*WHAT YOU NEED TO DO:* Quote the records below in full, exactly as given, with the images taken out.

*PROVIDED INFORMATION:*
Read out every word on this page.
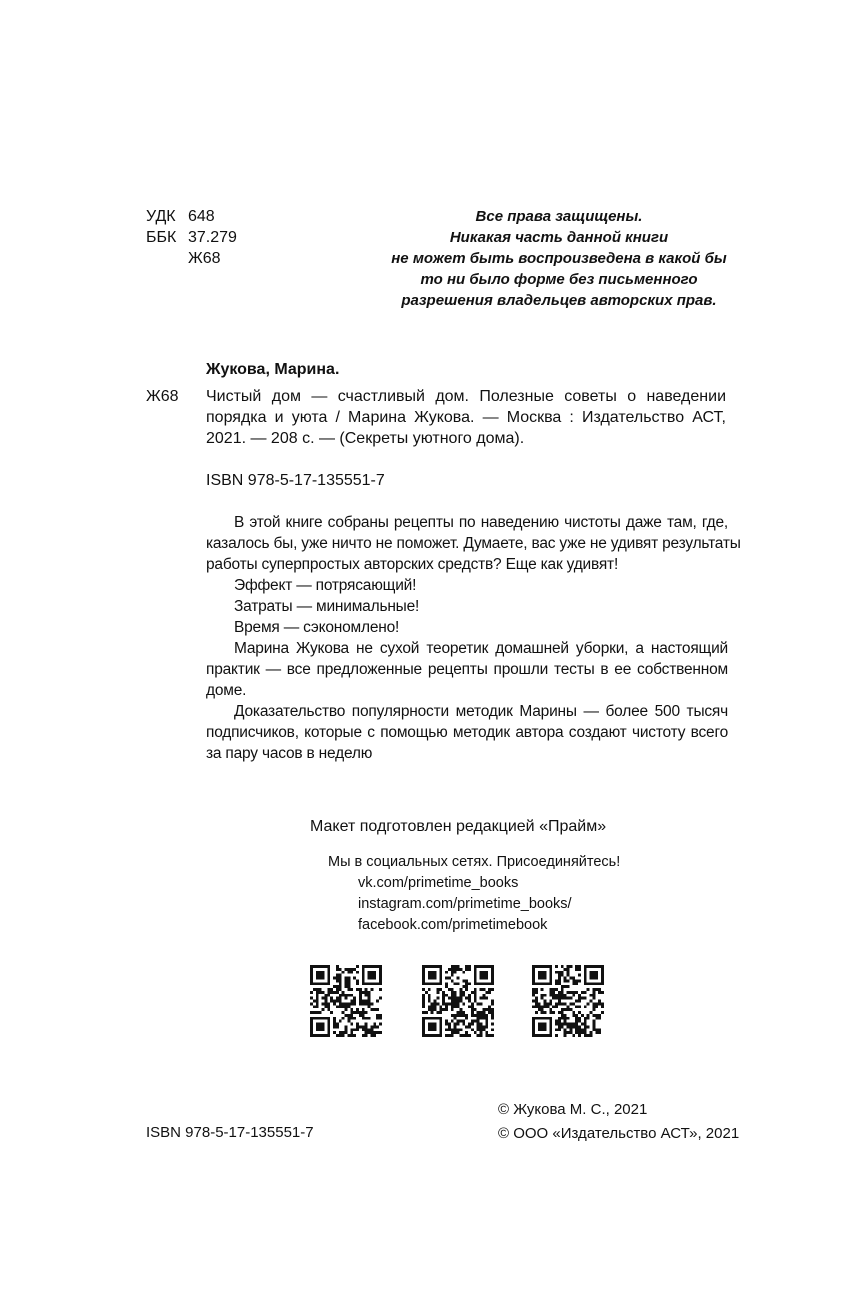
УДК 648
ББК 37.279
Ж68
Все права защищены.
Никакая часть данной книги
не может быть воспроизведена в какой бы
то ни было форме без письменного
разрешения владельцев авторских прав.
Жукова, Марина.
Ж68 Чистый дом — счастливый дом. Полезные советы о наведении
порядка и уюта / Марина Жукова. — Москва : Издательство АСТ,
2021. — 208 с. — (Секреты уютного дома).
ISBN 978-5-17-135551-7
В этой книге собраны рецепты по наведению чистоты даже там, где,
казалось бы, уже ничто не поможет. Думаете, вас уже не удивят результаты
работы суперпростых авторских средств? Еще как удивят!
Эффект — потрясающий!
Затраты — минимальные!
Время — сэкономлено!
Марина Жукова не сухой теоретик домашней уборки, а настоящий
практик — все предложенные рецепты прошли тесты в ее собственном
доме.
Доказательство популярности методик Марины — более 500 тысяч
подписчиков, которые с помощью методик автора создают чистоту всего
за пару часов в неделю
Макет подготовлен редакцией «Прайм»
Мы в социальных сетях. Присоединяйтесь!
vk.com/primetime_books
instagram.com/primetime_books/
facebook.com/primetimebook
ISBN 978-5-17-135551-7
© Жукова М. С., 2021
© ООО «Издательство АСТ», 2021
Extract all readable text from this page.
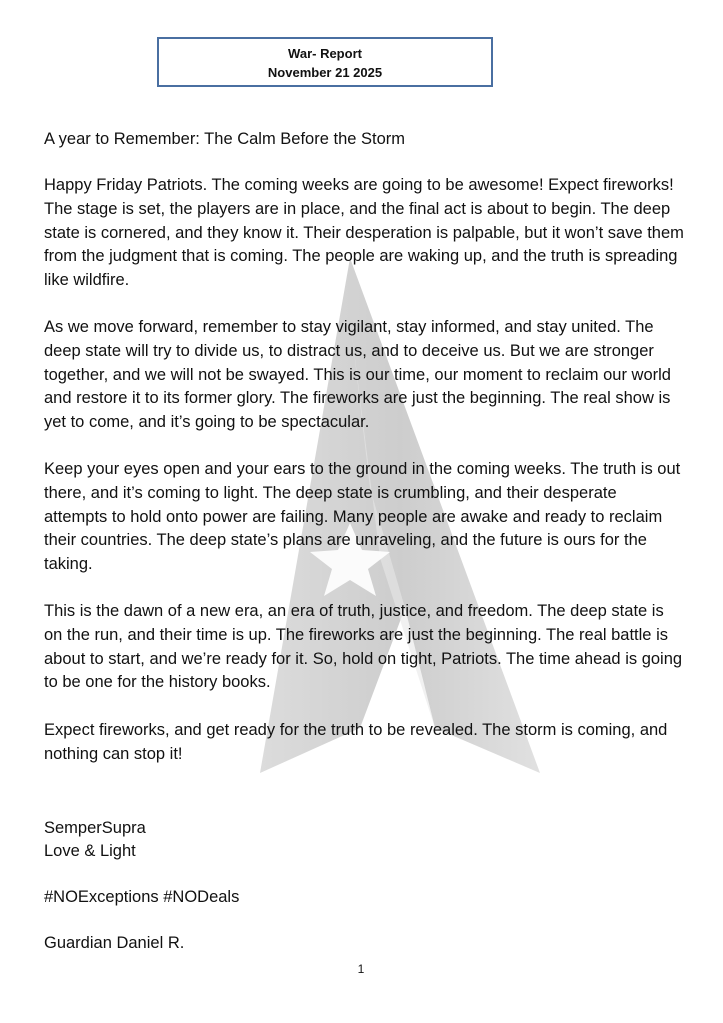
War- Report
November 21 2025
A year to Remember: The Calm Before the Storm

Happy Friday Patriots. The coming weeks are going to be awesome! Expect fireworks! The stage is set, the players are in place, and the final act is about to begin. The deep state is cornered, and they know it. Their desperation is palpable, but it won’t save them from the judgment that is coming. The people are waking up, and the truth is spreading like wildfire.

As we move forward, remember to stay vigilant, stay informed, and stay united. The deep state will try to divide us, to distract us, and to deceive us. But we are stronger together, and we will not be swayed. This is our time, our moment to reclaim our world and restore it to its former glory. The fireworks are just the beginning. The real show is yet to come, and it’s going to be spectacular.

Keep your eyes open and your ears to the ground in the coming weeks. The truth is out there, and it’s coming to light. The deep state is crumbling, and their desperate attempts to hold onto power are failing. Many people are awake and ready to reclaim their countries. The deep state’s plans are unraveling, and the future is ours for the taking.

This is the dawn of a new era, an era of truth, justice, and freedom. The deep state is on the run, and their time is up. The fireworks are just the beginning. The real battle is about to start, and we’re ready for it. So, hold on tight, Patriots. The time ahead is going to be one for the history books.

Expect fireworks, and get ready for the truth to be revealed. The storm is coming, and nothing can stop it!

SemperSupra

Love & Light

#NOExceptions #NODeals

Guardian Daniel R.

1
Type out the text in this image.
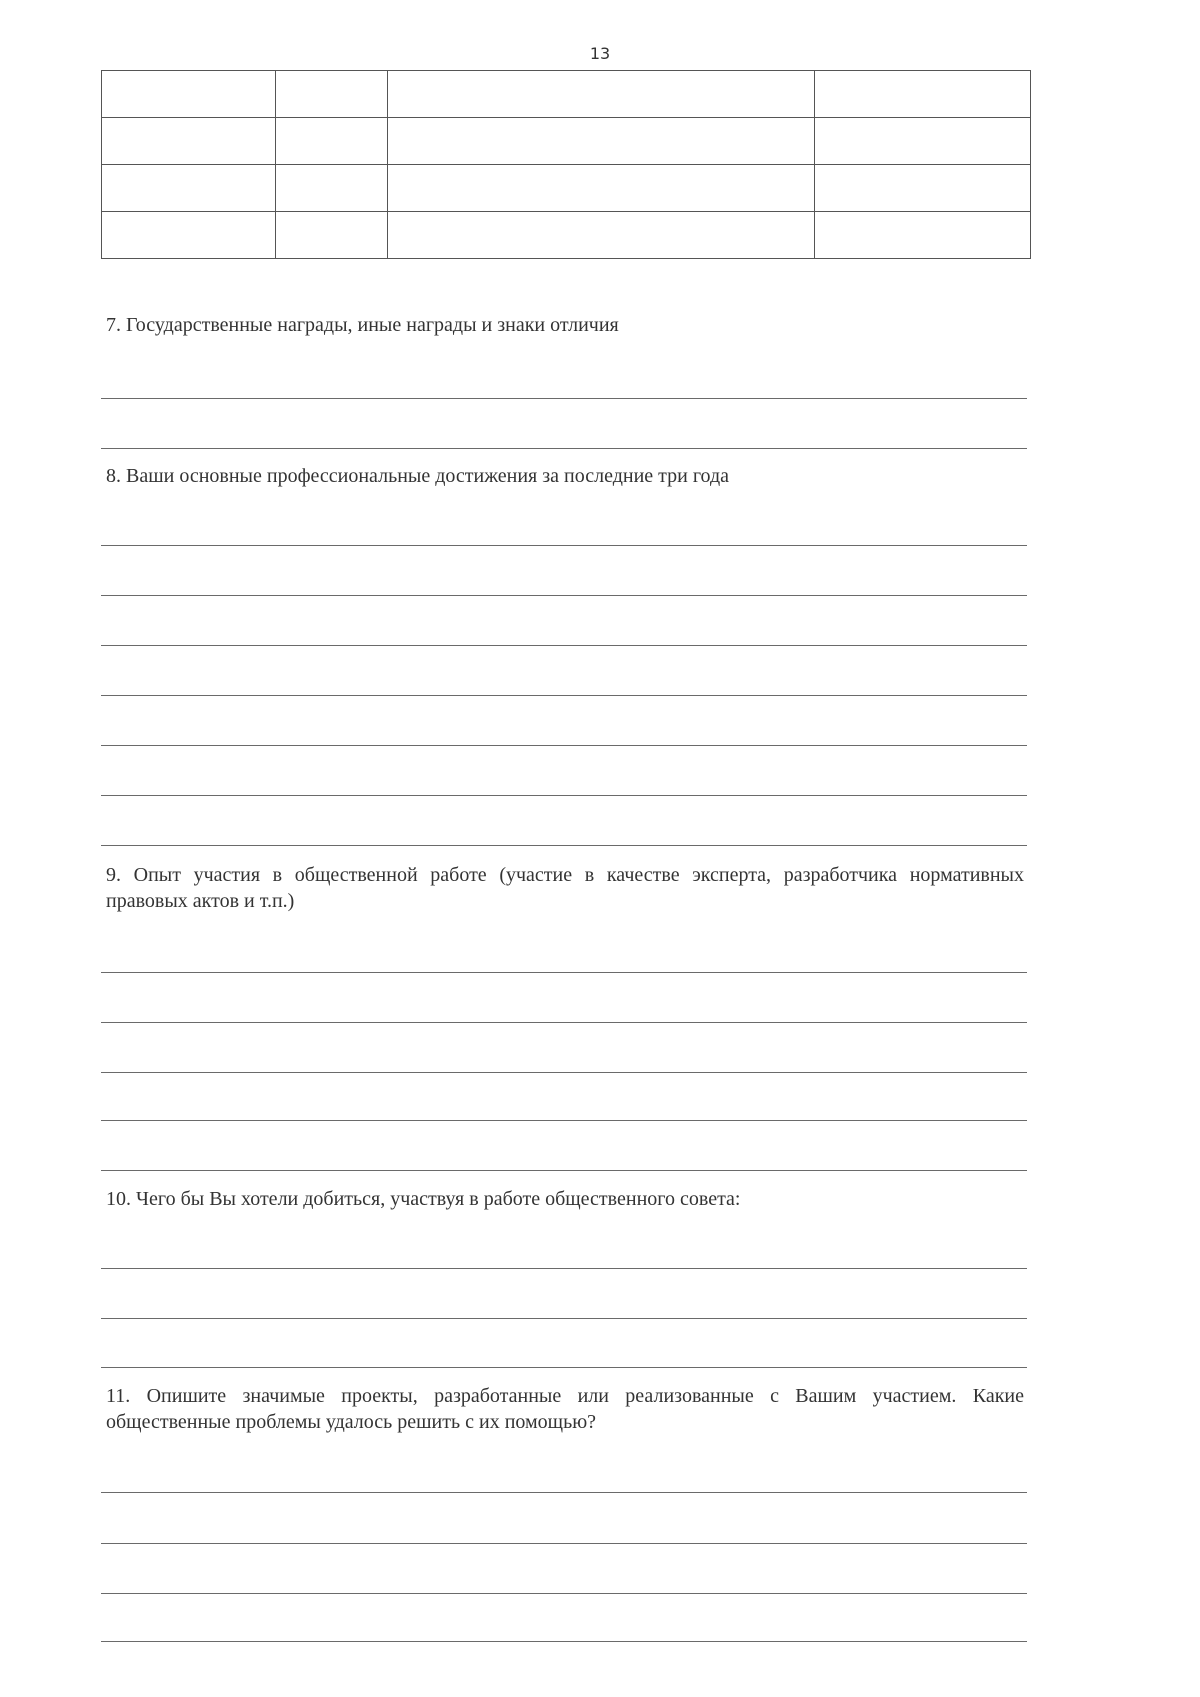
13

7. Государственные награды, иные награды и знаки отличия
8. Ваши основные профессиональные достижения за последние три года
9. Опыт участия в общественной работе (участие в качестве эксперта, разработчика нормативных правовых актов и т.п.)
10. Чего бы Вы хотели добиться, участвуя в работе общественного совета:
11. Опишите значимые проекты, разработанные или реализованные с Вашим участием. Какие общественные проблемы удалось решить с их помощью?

*TASK ANSWER:*
Read out every word on this page.
УДК 648
ББК 37.279
Ж68
Все права защищены.
Никакая часть данной книги
не может быть воспроизведена в какой бы
то ни было форме без письменного
разрешения владельцев авторских прав.
Жукова, Марина.
Ж68 Чистый дом — счастливый дом. Полезные советы о наведении
порядка и уюта / Марина Жукова. — Москва : Издательство АСТ,
2021. — 208 с. — (Секреты уютного дома).
ISBN 978-5-17-135551-7
В этой книге собраны рецепты по наведению чистоты даже там, где,
казалось бы, уже ничто не поможет. Думаете, вас уже не удивят результаты
работы суперпростых авторских средств? Еще как удивят!
Эффект — потрясающий!
Затраты — минимальные!
Время — сэкономлено!
Марина Жукова не сухой теоретик домашней уборки, а настоящий
практик — все предложенные рецепты прошли тесты в ее собственном
доме.
Доказательство популярности методик Марины — более 500 тысяч
подписчиков, которые с помощью методик автора создают чистоту всего
за пару часов в неделю
Макет подготовлен редакцией «Прайм»
Мы в социальных сетях. Присоединяйтесь!
vk.com/primetime_books
instagram.com/primetime_books/
facebook.com/primetimebook
ISBN 978-5-17-135551-7
© Жукова М. С., 2021
© ООО «Издательство АСТ», 2021
Extract all readable text from this page.
War- Report
November 21 2025
A year to Remember: The Calm Before the Storm

Happy Friday Patriots. The coming weeks are going to be awesome! Expect fireworks! The stage is set, the players are in place, and the final act is about to begin. The deep state is cornered, and they know it. Their desperation is palpable, but it won’t save them from the judgment that is coming. The people are waking up, and the truth is spreading like wildfire.

As we move forward, remember to stay vigilant, stay informed, and stay united. The deep state will try to divide us, to distract us, and to deceive us. But we are stronger together, and we will not be swayed. This is our time, our moment to reclaim our world and restore it to its former glory. The fireworks are just the beginning. The real show is yet to come, and it’s going to be spectacular.

Keep your eyes open and your ears to the ground in the coming weeks. The truth is out there, and it’s coming to light. The deep state is crumbling, and their desperate attempts to hold onto power are failing. Many people are awake and ready to reclaim their countries. The deep state’s plans are unraveling, and the future is ours for the taking.

This is the dawn of a new era, an era of truth, justice, and freedom. The deep state is on the run, and their time is up. The fireworks are just the beginning. The real battle is about to start, and we’re ready for it. So, hold on tight, Patriots. The time ahead is going to be one for the history books.

Expect fireworks, and get ready for the truth to be revealed. The storm is coming, and nothing can stop it!

SemperSupra

Love & Light

#NOExceptions #NODeals

Guardian Daniel R.

1
Type out the text in this image.
13

7. Государственные награды, иные награды и знаки отличия
8. Ваши основные профессиональные достижения за последние три года
9. Опыт участия в общественной работе (участие в качестве эксперта, разработчика нормативных правовых актов и т.п.)
10. Чего бы Вы хотели добиться, участвуя в работе общественного совета:
11. Опишите значимые проекты, разработанные или реализованные с Вашим участием. Какие общественные проблемы удалось решить с их помощью?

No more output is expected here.